An exact reproduction of the entries is needed. Keep all pictures out of it.
━━━━━━━━
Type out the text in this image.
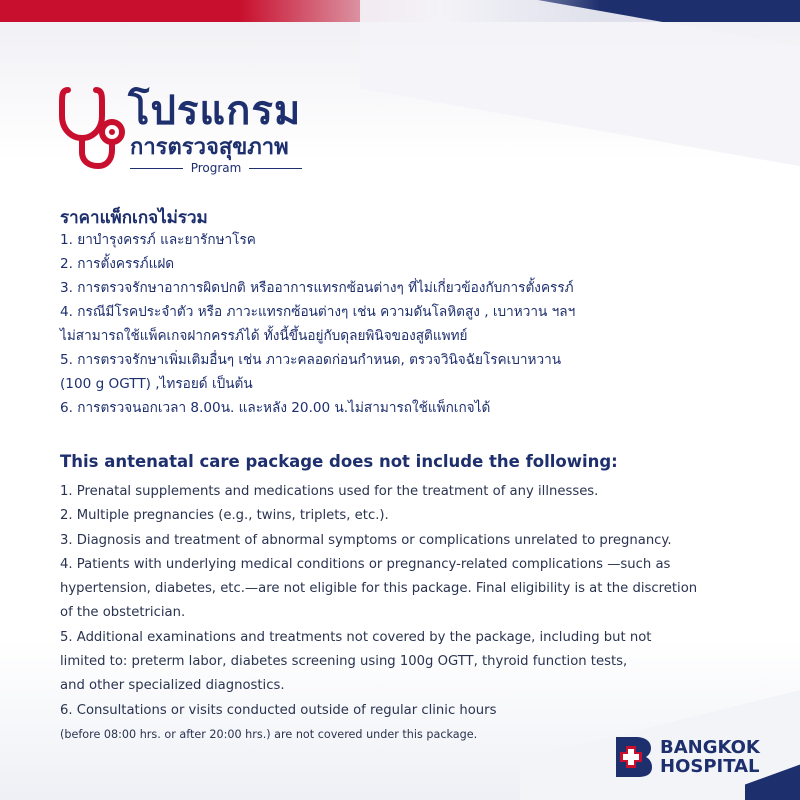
โปรแกรม
การตรวจสุขภาพ
Program
ราคาแพ็กเกจไม่รวม
1. ยาบำรุงครรภ์ และยารักษาโรค
2. การตั้งครรภ์แฝด
3. การตรวจรักษาอาการผิดปกติ หรืออาการแทรกซ้อนต่างๆ ที่ไม่เกี่ยวข้องกับการตั้งครรภ์
4. กรณีมีโรคประจำตัว หรือ ภาวะแทรกซ้อนต่างๆ เช่น ความดันโลหิตสูง , เบาหวาน ฯลฯ
ไม่สามารถใช้แพ็คเกจฝากครรภ์ได้ ทั้งนี้ขึ้นอยู่กับดุลยพินิจของสูติแพทย์
5. การตรวจรักษาเพิ่มเติมอื่นๆ เช่น ภาวะคลอดก่อนกำหนด, ตรวจวินิจฉัยโรคเบาหวาน
(100 g OGTT) ,ไทรอยด์ เป็นต้น
6. การตรวจนอกเวลา 8.00น. และหลัง 20.00 น.ไม่สามารถใช้แพ็กเกจได้
This antenatal care package does not include the following:
1. Prenatal supplements and medications used for the treatment of any illnesses.
2. Multiple pregnancies (e.g., twins, triplets, etc.).
3. Diagnosis and treatment of abnormal symptoms or complications unrelated to pregnancy.
4. Patients with underlying medical conditions or pregnancy-related complications —such as
hypertension, diabetes, etc.—are not eligible for this package. Final eligibility is at the discretion
of the obstetrician.
5. Additional examinations and treatments not covered by the package, including but not
limited to: preterm labor, diabetes screening using 100g OGTT, thyroid function tests,
and other specialized diagnostics.
6. Consultations or visits conducted outside of regular clinic hours
(before 08:00 hrs. or after 20:00 hrs.) are not covered under this package.
BANGKOK
HOSPITAL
━━━━━━━━
**COMPLETED EXERCISE**
Type out the text in this image.
โปรแกรม
การตรวจสุขภาพ
Program
ราคาแพ็กเกจไม่รวม
1. ยาบำรุงครรภ์ และยารักษาโรค
2. การตั้งครรภ์แฝด
3. การตรวจรักษาอาการผิดปกติ หรืออาการแทรกซ้อนต่างๆ ที่ไม่เกี่ยวข้องกับการตั้งครรภ์
4. กรณีมีโรคประจำตัว หรือ ภาวะแทรกซ้อนต่างๆ เช่น ความดันโลหิตสูง , เบาหวาน ฯลฯ
ไม่สามารถใช้แพ็คเกจฝากครรภ์ได้ ทั้งนี้ขึ้นอยู่กับดุลยพินิจของสูติแพทย์
5. การตรวจรักษาเพิ่มเติมอื่นๆ เช่น ภาวะคลอดก่อนกำหนด, ตรวจวินิจฉัยโรคเบาหวาน
(100 g OGTT) ,ไทรอยด์ เป็นต้น
6. การตรวจนอกเวลา 8.00น. และหลัง 20.00 น.ไม่สามารถใช้แพ็กเกจได้
This antenatal care package does not include the following:
1. Prenatal supplements and medications used for the treatment of any illnesses.
2. Multiple pregnancies (e.g., twins, triplets, etc.).
3. Diagnosis and treatment of abnormal symptoms or complications unrelated to pregnancy.
4. Patients with underlying medical conditions or pregnancy-related complications —such as
hypertension, diabetes, etc.—are not eligible for this package. Final eligibility is at the discretion
of the obstetrician.
5. Additional examinations and treatments not covered by the package, including but not
limited to: preterm labor, diabetes screening using 100g OGTT, thyroid function tests,
and other specialized diagnostics.
6. Consultations or visits conducted outside of regular clinic hours
(before 08:00 hrs. or after 20:00 hrs.) are not covered under this package.
BANGKOK
HOSPITAL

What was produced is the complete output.